Data listing
----

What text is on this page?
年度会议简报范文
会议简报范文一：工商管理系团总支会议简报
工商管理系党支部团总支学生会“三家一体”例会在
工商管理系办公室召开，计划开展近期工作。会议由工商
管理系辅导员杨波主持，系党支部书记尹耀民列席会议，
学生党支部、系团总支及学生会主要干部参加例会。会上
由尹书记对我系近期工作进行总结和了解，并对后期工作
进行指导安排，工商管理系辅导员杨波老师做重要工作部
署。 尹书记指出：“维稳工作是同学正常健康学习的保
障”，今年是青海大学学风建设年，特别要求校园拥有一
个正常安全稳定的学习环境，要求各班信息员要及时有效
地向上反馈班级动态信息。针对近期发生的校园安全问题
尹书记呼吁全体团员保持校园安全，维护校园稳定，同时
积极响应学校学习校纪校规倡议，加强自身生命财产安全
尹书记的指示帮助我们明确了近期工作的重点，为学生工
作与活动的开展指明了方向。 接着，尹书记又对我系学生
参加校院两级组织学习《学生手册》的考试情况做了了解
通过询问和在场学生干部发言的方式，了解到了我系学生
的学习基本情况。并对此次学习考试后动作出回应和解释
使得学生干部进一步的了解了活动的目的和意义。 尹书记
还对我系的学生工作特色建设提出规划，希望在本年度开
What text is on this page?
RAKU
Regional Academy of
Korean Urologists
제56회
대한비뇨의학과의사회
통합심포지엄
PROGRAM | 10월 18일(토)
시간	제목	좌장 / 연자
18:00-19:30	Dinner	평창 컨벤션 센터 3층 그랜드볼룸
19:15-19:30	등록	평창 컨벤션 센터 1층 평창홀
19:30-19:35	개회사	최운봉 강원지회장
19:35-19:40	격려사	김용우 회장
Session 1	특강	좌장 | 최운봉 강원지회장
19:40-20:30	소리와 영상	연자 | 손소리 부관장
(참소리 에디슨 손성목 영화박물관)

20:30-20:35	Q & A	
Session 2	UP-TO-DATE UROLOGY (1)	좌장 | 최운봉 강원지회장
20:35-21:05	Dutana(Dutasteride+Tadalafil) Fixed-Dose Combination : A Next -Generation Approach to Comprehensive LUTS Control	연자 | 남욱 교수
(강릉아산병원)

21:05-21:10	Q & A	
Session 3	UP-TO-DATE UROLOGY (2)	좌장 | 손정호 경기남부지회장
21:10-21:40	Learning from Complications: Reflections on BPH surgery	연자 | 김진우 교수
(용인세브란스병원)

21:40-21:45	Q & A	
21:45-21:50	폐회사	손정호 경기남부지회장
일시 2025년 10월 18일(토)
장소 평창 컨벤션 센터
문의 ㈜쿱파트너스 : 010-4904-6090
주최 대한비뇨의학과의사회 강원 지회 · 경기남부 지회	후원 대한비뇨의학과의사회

----

Exercise details :: Nothing should be left out: return all of the records exactly.

Solved exercise ::
What text is on this page?
年度会议简报范文
会议简报范文一：工商管理系团总支会议简报
工商管理系党支部团总支学生会“三家一体”例会在
工商管理系办公室召开，计划开展近期工作。会议由工商
管理系辅导员杨波主持，系党支部书记尹耀民列席会议，
学生党支部、系团总支及学生会主要干部参加例会。会上
由尹书记对我系近期工作进行总结和了解，并对后期工作
进行指导安排，工商管理系辅导员杨波老师做重要工作部
署。 尹书记指出：“维稳工作是同学正常健康学习的保
障”，今年是青海大学学风建设年，特别要求校园拥有一
个正常安全稳定的学习环境，要求各班信息员要及时有效
地向上反馈班级动态信息。针对近期发生的校园安全问题
尹书记呼吁全体团员保持校园安全，维护校园稳定，同时
积极响应学校学习校纪校规倡议，加强自身生命财产安全
尹书记的指示帮助我们明确了近期工作的重点，为学生工
作与活动的开展指明了方向。 接着，尹书记又对我系学生
参加校院两级组织学习《学生手册》的考试情况做了了解
通过询问和在场学生干部发言的方式，了解到了我系学生
的学习基本情况。并对此次学习考试后动作出回应和解释
使得学生干部进一步的了解了活动的目的和意义。 尹书记
还对我系的学生工作特色建设提出规划，希望在本年度开
What text is on this page?
RAKU
Regional Academy of
Korean Urologists
제56회
대한비뇨의학과의사회
통합심포지엄
PROGRAM | 10월 18일(토)
시간	제목	좌장 / 연자
18:00-19:30	Dinner	평창 컨벤션 센터 3층 그랜드볼룸
19:15-19:30	등록	평창 컨벤션 센터 1층 평창홀
19:30-19:35	개회사	최운봉 강원지회장
19:35-19:40	격려사	김용우 회장
Session 1	특강	좌장 | 최운봉 강원지회장
19:40-20:30	소리와 영상	연자 | 손소리 부관장
(참소리 에디슨 손성목 영화박물관)

20:30-20:35	Q & A	
Session 2	UP-TO-DATE UROLOGY (1)	좌장 | 최운봉 강원지회장
20:35-21:05	Dutana(Dutasteride+Tadalafil) Fixed-Dose Combination : A Next -Generation Approach to Comprehensive LUTS Control	연자 | 남욱 교수
(강릉아산병원)

21:05-21:10	Q & A	
Session 3	UP-TO-DATE UROLOGY (2)	좌장 | 손정호 경기남부지회장
21:10-21:40	Learning from Complications: Reflections on BPH surgery	연자 | 김진우 교수
(용인세브란스병원)

21:40-21:45	Q & A	
21:45-21:50	폐회사	손정호 경기남부지회장
일시 2025년 10월 18일(토)
장소 평창 컨벤션 센터
문의 ㈜쿱파트너스 : 010-4904-6090
주최 대한비뇨의학과의사회 강원 지회 · 경기남부 지회	후원 대한비뇨의학과의사회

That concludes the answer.